**WHAT THIS TASK INVOLVES:** Go through the lines below. Copy those with "classes".

**Collection entries:**
^^^^^^^^^^^^^^^^

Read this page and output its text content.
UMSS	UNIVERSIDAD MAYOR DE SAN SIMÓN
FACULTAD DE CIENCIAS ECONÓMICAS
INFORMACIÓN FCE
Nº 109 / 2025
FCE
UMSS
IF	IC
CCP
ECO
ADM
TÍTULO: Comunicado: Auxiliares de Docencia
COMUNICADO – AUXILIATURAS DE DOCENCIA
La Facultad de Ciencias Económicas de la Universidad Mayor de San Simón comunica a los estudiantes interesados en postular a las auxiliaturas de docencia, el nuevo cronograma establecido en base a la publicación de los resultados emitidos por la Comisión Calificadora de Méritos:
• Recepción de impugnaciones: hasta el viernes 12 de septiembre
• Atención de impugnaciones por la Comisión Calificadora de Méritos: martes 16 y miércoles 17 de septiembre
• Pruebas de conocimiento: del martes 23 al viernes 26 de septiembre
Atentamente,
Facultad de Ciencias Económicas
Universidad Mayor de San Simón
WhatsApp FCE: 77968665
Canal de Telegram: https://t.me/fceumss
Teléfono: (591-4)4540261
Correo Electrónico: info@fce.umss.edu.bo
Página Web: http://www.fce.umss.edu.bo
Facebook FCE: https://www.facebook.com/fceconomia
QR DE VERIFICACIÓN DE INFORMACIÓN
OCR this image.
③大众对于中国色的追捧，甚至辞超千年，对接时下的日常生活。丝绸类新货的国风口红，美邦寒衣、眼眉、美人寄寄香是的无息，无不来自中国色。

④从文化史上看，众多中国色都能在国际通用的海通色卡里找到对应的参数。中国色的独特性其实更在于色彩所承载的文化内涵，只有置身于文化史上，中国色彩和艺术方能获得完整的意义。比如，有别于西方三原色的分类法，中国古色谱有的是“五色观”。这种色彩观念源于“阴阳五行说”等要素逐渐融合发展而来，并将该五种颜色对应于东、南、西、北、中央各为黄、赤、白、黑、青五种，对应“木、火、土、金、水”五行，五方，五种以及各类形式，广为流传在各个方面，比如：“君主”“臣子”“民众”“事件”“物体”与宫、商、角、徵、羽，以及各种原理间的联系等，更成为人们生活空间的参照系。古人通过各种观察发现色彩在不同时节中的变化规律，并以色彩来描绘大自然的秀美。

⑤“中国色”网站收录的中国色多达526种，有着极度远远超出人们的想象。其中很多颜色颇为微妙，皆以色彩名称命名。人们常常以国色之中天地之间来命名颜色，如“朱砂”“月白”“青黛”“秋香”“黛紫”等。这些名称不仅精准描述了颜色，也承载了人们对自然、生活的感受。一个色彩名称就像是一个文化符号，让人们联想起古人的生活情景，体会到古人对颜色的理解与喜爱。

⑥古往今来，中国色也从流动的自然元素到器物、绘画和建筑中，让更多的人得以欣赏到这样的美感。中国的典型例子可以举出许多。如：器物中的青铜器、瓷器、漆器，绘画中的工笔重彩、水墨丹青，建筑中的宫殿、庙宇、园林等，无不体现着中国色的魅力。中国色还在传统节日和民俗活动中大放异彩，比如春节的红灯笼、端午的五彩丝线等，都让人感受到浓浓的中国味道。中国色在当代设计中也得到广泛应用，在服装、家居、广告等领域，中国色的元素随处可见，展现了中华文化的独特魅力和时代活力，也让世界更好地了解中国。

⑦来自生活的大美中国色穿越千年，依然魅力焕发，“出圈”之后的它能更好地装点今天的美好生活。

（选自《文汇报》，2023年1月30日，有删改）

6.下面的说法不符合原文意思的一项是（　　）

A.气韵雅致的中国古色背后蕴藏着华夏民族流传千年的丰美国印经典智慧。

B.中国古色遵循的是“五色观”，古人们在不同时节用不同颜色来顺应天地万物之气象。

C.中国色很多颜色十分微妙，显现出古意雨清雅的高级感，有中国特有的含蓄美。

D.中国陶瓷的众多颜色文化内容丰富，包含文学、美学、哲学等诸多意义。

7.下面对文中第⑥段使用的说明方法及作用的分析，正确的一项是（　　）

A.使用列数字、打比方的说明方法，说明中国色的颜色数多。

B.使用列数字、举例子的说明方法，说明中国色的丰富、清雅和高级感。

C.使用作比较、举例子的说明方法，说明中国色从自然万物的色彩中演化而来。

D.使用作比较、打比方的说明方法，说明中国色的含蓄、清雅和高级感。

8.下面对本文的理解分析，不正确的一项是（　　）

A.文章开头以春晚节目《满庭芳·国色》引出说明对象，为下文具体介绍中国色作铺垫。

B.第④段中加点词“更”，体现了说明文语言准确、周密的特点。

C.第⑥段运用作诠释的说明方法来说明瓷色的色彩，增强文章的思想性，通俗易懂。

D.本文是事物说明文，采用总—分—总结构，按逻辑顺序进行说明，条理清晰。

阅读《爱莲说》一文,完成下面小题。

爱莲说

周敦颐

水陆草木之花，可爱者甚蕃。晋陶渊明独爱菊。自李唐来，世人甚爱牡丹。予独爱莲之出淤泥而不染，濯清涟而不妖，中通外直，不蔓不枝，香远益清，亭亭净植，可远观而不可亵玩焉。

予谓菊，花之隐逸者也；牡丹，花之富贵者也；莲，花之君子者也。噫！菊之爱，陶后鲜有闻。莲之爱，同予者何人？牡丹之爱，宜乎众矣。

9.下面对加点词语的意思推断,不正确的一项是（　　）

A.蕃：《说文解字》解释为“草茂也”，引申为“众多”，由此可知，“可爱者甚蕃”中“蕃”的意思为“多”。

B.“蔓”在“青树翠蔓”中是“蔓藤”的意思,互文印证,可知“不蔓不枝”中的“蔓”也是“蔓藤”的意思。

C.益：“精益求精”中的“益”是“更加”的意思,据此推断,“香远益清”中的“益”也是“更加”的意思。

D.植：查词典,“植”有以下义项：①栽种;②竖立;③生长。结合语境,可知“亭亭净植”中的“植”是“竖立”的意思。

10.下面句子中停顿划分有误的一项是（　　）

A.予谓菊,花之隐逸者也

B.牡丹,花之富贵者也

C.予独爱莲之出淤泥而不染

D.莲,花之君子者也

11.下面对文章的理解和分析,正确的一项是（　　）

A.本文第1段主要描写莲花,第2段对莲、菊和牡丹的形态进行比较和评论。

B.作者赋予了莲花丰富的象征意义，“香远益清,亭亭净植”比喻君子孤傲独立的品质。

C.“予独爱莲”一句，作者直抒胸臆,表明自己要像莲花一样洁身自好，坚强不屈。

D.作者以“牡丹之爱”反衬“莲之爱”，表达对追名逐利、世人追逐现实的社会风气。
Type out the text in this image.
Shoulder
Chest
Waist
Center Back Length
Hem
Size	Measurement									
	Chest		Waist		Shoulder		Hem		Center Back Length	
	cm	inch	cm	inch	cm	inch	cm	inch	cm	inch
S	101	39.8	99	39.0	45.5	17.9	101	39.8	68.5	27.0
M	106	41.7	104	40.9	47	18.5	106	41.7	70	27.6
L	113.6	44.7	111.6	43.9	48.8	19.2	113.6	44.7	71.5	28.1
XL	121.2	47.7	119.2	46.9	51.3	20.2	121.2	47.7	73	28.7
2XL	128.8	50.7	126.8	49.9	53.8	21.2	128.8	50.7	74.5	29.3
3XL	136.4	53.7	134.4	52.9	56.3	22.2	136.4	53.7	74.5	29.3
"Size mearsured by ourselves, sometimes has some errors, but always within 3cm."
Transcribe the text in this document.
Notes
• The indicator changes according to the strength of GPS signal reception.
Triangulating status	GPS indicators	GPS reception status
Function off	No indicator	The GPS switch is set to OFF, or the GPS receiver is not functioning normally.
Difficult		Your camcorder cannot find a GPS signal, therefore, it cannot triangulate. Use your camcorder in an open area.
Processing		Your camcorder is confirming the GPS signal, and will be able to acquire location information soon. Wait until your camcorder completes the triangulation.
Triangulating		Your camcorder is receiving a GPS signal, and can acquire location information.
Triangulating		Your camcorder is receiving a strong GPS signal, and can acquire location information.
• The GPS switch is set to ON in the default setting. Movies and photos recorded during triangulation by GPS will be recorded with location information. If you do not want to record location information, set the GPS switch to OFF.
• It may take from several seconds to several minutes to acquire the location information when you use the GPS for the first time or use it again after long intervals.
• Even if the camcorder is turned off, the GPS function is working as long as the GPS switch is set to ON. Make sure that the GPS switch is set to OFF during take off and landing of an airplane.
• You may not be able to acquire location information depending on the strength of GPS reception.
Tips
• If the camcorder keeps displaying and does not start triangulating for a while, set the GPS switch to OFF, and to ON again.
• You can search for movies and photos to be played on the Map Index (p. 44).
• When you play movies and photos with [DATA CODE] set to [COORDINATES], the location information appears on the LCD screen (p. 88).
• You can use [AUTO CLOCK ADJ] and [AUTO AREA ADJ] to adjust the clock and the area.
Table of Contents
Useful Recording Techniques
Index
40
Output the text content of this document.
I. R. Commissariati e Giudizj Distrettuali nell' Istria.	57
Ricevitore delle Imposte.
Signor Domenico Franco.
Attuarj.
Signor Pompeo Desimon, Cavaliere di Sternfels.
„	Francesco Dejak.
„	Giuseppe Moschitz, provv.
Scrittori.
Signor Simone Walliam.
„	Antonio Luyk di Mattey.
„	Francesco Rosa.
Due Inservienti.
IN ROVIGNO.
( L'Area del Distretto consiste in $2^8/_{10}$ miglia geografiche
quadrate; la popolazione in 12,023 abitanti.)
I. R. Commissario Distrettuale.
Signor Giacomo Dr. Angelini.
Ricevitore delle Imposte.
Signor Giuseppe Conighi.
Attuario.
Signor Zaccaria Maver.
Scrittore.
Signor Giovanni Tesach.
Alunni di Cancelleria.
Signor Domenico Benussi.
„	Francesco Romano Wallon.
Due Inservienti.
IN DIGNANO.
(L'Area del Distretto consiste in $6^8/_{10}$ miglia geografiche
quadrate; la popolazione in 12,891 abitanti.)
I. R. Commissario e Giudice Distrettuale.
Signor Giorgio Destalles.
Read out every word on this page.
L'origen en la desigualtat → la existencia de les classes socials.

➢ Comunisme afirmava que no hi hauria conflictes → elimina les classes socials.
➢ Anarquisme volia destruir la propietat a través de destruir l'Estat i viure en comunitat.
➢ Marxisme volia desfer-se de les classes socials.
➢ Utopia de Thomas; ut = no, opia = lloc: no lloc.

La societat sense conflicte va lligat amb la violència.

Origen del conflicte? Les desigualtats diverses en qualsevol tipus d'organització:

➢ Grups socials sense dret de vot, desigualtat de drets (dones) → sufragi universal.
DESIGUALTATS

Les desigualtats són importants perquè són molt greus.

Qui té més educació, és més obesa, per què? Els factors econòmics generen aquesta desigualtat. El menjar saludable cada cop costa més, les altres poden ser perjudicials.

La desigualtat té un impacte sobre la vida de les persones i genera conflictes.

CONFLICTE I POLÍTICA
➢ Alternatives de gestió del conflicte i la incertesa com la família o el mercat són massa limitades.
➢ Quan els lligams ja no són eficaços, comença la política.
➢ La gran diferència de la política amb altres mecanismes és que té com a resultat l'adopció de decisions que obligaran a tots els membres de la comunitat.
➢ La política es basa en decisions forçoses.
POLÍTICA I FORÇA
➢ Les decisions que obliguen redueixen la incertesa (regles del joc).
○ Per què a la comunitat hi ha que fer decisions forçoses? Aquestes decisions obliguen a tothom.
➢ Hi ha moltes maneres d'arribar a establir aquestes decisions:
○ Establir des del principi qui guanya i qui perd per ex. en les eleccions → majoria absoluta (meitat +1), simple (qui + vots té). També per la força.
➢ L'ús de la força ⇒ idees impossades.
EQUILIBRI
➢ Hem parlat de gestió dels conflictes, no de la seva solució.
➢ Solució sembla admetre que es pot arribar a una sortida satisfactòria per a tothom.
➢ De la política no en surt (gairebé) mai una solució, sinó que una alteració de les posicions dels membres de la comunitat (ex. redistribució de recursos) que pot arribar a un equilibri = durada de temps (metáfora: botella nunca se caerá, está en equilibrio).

^^^^^^^^^^^^^^^^

**TASK ANSWER:**
L'origen en la desigualtat → la existencia de les classes socials.
➢ Comunisme afirmava que no hi hauria conflictes → elimina les classes socials.
➢ Marxisme volia desfer-se de les classes socials.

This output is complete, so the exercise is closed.